**WHAT TO PRODUCE:** Select every line containing the word "yyyy" from the material, and copy those lines.

Dataset records:
= = = = = = =

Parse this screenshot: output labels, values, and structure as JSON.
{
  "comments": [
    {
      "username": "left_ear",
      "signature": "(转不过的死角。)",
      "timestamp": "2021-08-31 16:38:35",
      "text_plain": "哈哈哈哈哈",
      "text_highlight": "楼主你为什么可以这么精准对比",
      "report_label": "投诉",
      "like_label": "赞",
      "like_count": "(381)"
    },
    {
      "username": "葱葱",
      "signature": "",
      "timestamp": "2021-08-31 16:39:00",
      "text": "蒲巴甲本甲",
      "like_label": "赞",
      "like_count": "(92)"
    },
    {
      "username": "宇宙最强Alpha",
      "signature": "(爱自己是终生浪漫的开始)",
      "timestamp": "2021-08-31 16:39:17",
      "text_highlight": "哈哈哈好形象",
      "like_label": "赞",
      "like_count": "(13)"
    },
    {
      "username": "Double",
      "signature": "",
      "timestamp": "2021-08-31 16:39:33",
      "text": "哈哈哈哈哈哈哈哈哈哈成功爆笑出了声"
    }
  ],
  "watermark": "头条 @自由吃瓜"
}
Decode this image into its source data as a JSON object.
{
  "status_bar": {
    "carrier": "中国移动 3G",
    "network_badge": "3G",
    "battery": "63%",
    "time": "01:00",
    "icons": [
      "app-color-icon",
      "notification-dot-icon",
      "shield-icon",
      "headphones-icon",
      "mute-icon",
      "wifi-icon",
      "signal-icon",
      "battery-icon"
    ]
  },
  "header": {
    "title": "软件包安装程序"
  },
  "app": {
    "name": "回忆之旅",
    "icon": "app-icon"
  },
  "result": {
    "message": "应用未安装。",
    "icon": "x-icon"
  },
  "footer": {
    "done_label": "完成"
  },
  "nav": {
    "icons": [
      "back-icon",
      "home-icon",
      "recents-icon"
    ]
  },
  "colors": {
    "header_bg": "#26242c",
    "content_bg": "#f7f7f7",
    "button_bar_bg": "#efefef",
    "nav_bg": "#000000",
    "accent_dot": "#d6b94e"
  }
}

= = = = = = =

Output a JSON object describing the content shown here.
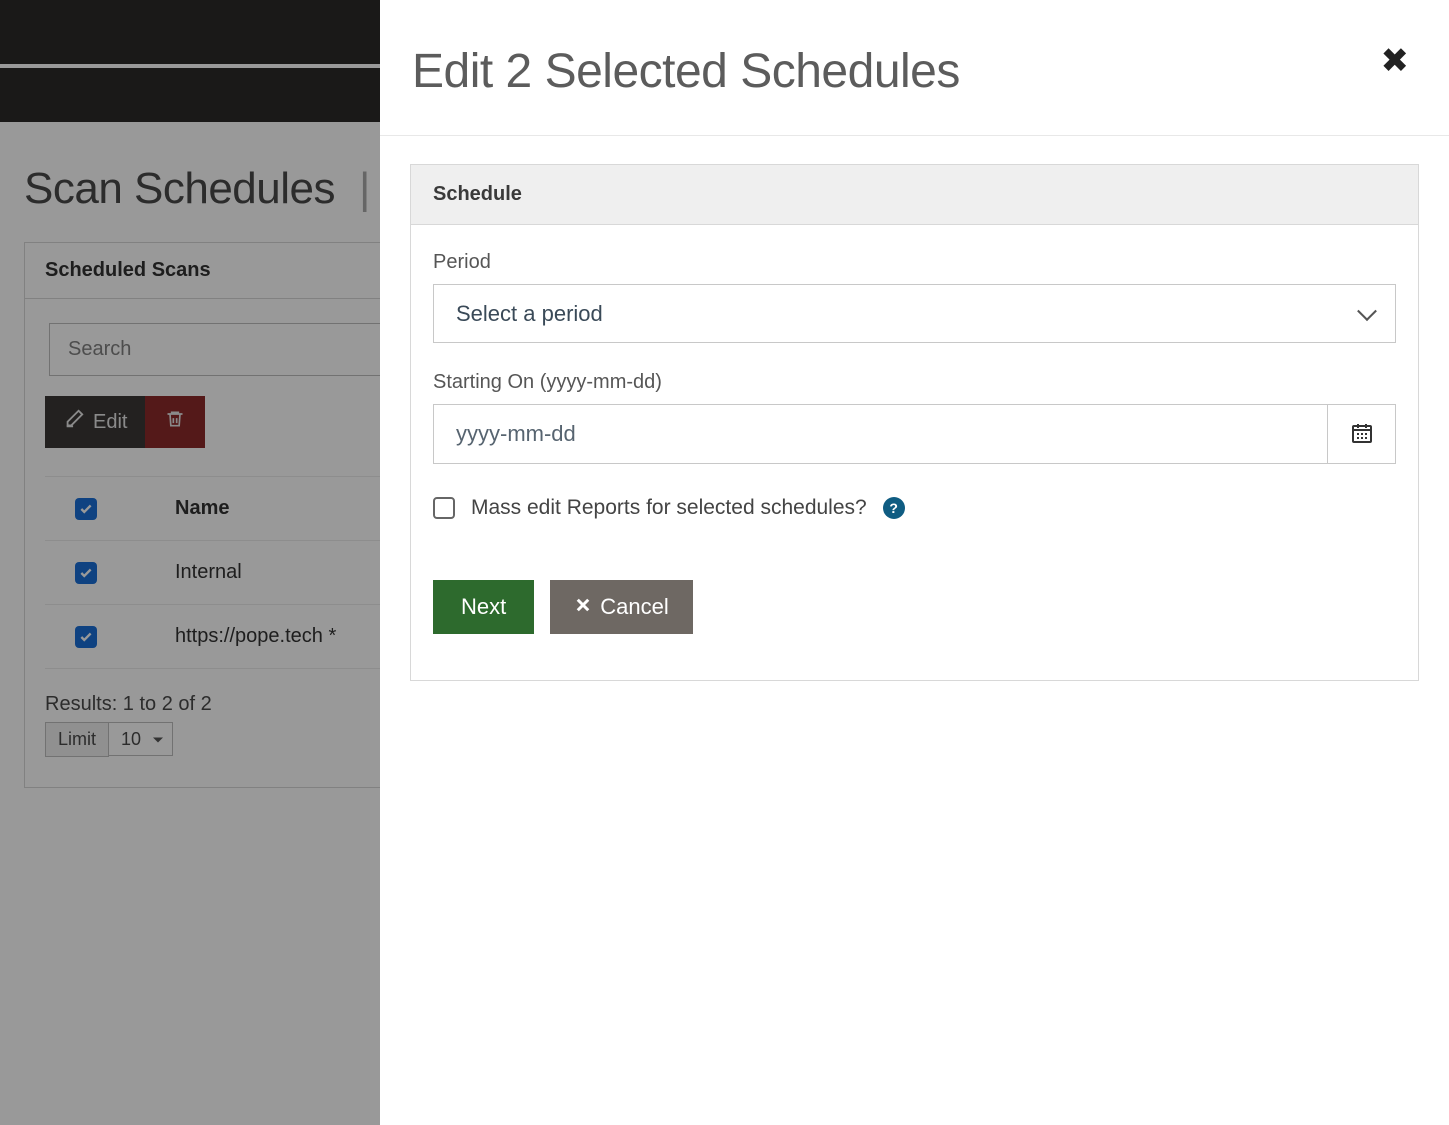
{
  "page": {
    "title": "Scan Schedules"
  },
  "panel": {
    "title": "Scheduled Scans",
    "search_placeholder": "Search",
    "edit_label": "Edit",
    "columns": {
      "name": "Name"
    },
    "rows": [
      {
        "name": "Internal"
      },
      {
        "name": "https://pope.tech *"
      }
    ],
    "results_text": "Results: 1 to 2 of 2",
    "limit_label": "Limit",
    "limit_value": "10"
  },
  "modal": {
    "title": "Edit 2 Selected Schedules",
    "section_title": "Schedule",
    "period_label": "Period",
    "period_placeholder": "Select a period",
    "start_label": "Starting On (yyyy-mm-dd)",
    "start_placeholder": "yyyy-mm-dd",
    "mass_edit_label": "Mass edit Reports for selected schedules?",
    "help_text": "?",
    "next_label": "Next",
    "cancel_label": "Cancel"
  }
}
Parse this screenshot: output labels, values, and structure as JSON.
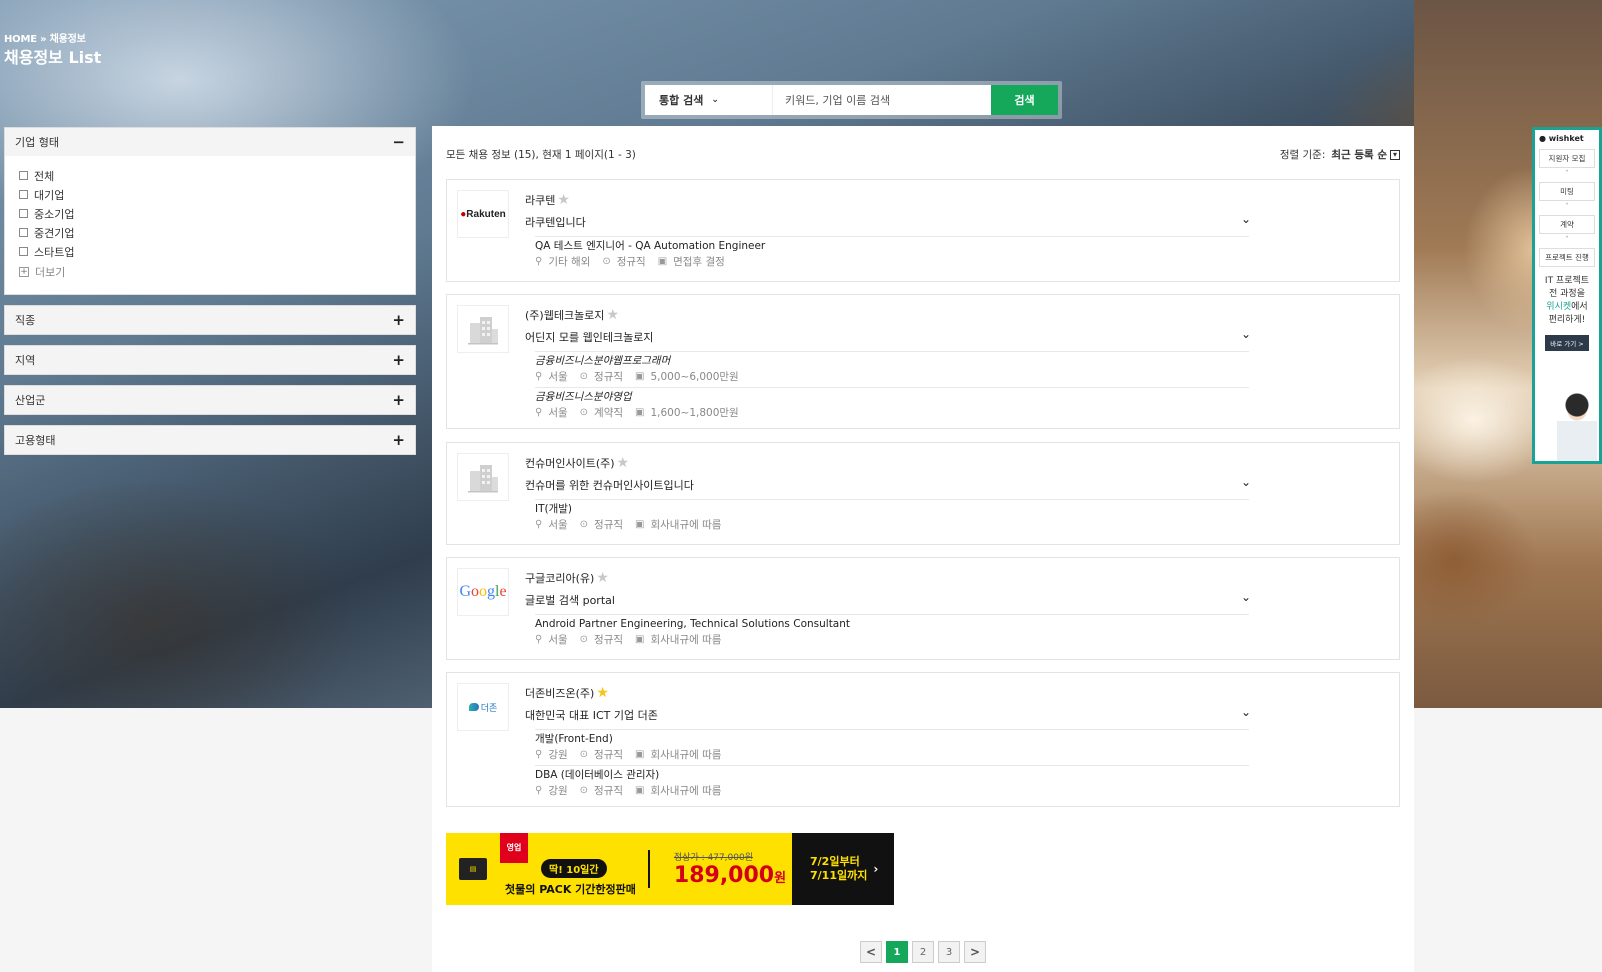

= = = = = = =

**EXERCISE RESULT:**
    "start_label": "Starting On (yyyy-mm-dd)",
    "start_placeholder": "yyyy-mm-dd",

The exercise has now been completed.